Excerpt from a dataset |
>> BEGIN

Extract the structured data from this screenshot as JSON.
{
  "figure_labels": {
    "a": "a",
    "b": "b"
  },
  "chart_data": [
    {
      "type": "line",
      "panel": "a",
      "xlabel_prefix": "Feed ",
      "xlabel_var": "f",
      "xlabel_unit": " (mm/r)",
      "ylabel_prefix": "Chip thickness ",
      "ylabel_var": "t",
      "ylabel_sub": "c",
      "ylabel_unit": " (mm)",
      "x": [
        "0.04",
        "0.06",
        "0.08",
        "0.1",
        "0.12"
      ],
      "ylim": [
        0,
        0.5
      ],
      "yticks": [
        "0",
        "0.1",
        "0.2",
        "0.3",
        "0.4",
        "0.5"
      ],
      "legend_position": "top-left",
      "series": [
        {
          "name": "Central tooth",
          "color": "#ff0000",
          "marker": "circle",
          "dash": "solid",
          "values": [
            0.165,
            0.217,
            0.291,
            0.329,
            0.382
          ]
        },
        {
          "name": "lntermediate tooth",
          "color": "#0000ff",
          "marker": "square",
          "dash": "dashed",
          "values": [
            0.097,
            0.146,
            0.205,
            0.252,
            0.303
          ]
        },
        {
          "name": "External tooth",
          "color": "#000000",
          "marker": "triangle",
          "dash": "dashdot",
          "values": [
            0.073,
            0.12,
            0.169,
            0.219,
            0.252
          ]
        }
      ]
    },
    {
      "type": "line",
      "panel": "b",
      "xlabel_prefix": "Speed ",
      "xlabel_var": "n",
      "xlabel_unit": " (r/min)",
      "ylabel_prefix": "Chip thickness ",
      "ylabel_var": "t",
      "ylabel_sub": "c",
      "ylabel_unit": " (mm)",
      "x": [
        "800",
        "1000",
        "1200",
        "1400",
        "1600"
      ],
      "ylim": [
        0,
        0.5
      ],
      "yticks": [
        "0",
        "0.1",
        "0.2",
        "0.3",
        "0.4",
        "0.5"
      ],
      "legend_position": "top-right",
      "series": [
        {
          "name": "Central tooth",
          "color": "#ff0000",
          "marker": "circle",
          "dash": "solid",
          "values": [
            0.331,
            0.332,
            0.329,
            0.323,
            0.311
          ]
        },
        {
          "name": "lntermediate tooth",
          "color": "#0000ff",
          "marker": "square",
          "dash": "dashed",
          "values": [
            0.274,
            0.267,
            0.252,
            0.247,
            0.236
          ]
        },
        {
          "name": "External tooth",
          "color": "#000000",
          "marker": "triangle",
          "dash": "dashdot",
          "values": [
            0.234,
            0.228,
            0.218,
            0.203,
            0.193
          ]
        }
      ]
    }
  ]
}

>> END

Stated problem | Your task is to print the whole listing again exactly.

Completed task |
Extract the structured data from this screenshot as JSON.
{
  "figure_labels": {
    "a": "a",
    "b": "b"
  },
  "chart_data": [
    {
      "type": "line",
      "panel": "a",
      "xlabel_prefix": "Feed ",
      "xlabel_var": "f",
      "xlabel_unit": " (mm/r)",
      "ylabel_prefix": "Chip thickness ",
      "ylabel_var": "t",
      "ylabel_sub": "c",
      "ylabel_unit": " (mm)",
      "x": [
        "0.04",
        "0.06",
        "0.08",
        "0.1",
        "0.12"
      ],
      "ylim": [
        0,
        0.5
      ],
      "yticks": [
        "0",
        "0.1",
        "0.2",
        "0.3",
        "0.4",
        "0.5"
      ],
      "legend_position": "top-left",
      "series": [
        {
          "name": "Central tooth",
          "color": "#ff0000",
          "marker": "circle",
          "dash": "solid",
          "values": [
            0.165,
            0.217,
            0.291,
            0.329,
            0.382
          ]
        },
        {
          "name": "lntermediate tooth",
          "color": "#0000ff",
          "marker": "square",
          "dash": "dashed",
          "values": [
            0.097,
            0.146,
            0.205,
            0.252,
            0.303
          ]
        },
        {
          "name": "External tooth",
          "color": "#000000",
          "marker": "triangle",
          "dash": "dashdot",
          "values": [
            0.073,
            0.12,
            0.169,
            0.219,
            0.252
          ]
        }
      ]
    },
    {
      "type": "line",
      "panel": "b",
      "xlabel_prefix": "Speed ",
      "xlabel_var": "n",
      "xlabel_unit": " (r/min)",
      "ylabel_prefix": "Chip thickness ",
      "ylabel_var": "t",
      "ylabel_sub": "c",
      "ylabel_unit": " (mm)",
      "x": [
        "800",
        "1000",
        "1200",
        "1400",
        "1600"
      ],
      "ylim": [
        0,
        0.5
      ],
      "yticks": [
        "0",
        "0.1",
        "0.2",
        "0.3",
        "0.4",
        "0.5"
      ],
      "legend_position": "top-right",
      "series": [
        {
          "name": "Central tooth",
          "color": "#ff0000",
          "marker": "circle",
          "dash": "solid",
          "values": [
            0.331,
            0.332,
            0.329,
            0.323,
            0.311
          ]
        },
        {
          "name": "lntermediate tooth",
          "color": "#0000ff",
          "marker": "square",
          "dash": "dashed",
          "values": [
            0.274,
            0.267,
            0.252,
            0.247,
            0.236
          ]
        },
        {
          "name": "External tooth",
          "color": "#000000",
          "marker": "triangle",
          "dash": "dashdot",
          "values": [
            0.234,
            0.228,
            0.218,
            0.203,
            0.193
          ]
        }
      ]
    }
  ]
}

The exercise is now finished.